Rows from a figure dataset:
▽

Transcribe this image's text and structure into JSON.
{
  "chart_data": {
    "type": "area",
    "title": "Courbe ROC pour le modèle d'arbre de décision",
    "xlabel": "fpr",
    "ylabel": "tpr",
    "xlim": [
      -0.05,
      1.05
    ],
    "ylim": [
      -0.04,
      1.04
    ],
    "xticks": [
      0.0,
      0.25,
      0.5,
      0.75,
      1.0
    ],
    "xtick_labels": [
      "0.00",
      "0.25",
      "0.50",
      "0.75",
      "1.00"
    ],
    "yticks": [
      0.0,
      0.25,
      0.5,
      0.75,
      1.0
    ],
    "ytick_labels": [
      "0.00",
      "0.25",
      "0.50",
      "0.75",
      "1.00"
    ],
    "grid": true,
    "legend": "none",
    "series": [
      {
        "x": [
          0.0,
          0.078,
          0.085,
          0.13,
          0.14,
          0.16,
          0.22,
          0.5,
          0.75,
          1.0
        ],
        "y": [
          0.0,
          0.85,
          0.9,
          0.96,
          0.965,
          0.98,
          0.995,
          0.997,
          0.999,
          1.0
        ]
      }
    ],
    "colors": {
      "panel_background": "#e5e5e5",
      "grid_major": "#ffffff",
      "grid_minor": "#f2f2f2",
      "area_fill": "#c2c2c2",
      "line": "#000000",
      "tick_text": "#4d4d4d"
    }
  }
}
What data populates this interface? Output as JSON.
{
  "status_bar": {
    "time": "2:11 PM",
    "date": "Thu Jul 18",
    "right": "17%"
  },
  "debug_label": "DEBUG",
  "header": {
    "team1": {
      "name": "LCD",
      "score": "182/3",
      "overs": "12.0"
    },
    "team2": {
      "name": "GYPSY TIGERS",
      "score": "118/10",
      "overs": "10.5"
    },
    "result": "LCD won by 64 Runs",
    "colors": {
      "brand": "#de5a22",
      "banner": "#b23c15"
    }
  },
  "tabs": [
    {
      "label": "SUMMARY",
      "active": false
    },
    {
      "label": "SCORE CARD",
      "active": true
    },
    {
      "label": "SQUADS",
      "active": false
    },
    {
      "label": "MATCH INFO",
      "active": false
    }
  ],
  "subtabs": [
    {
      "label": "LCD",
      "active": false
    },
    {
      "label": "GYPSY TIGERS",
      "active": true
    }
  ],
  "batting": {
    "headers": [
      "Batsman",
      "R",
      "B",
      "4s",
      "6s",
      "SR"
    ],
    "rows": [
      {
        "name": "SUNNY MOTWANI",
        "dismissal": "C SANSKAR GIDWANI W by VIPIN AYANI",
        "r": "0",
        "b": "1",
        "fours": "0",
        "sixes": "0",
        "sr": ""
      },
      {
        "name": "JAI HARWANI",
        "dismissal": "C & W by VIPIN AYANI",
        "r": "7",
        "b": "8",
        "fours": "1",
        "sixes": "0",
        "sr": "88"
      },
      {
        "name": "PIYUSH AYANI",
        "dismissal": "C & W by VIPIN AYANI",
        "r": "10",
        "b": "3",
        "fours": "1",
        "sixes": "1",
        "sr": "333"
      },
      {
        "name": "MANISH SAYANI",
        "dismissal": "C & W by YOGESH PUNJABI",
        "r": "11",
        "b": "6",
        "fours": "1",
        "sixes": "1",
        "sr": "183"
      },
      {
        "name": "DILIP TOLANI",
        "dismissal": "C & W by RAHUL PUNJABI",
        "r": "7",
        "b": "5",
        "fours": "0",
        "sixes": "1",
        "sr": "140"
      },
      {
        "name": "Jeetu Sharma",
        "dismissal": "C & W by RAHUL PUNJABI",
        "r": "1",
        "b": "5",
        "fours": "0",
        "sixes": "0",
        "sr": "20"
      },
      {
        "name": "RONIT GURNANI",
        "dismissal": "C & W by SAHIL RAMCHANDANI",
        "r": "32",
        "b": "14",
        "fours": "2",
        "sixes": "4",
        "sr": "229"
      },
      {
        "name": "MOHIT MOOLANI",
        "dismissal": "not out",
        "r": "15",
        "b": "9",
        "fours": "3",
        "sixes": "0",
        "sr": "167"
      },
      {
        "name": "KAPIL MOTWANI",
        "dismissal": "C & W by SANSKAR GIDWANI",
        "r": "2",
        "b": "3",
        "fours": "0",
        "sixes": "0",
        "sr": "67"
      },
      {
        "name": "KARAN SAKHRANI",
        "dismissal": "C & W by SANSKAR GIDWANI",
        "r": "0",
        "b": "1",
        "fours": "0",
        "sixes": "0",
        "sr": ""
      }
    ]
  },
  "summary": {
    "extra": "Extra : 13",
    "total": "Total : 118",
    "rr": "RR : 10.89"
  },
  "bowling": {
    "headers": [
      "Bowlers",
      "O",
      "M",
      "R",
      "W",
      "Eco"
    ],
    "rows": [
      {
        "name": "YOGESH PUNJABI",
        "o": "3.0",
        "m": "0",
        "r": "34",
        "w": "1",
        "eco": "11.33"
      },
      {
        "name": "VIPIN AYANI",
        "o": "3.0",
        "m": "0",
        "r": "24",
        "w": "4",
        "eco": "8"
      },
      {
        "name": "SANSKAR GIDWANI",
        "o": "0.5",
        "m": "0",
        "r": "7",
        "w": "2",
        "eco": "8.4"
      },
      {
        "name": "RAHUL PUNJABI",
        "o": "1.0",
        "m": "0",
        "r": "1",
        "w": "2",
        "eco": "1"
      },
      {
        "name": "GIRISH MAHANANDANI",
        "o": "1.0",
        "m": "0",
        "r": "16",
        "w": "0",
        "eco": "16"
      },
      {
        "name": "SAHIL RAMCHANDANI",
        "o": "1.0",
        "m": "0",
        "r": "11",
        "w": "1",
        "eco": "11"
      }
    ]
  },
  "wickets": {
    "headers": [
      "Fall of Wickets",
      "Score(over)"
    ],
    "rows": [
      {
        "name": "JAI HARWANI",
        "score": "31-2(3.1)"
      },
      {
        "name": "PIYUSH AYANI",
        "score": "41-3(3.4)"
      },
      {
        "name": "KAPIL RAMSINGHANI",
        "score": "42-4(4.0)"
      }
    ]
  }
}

△

• _What this task involves_
Give only the number of lines above that hold the string "RAMCHANDANI".

• _Task solution_
2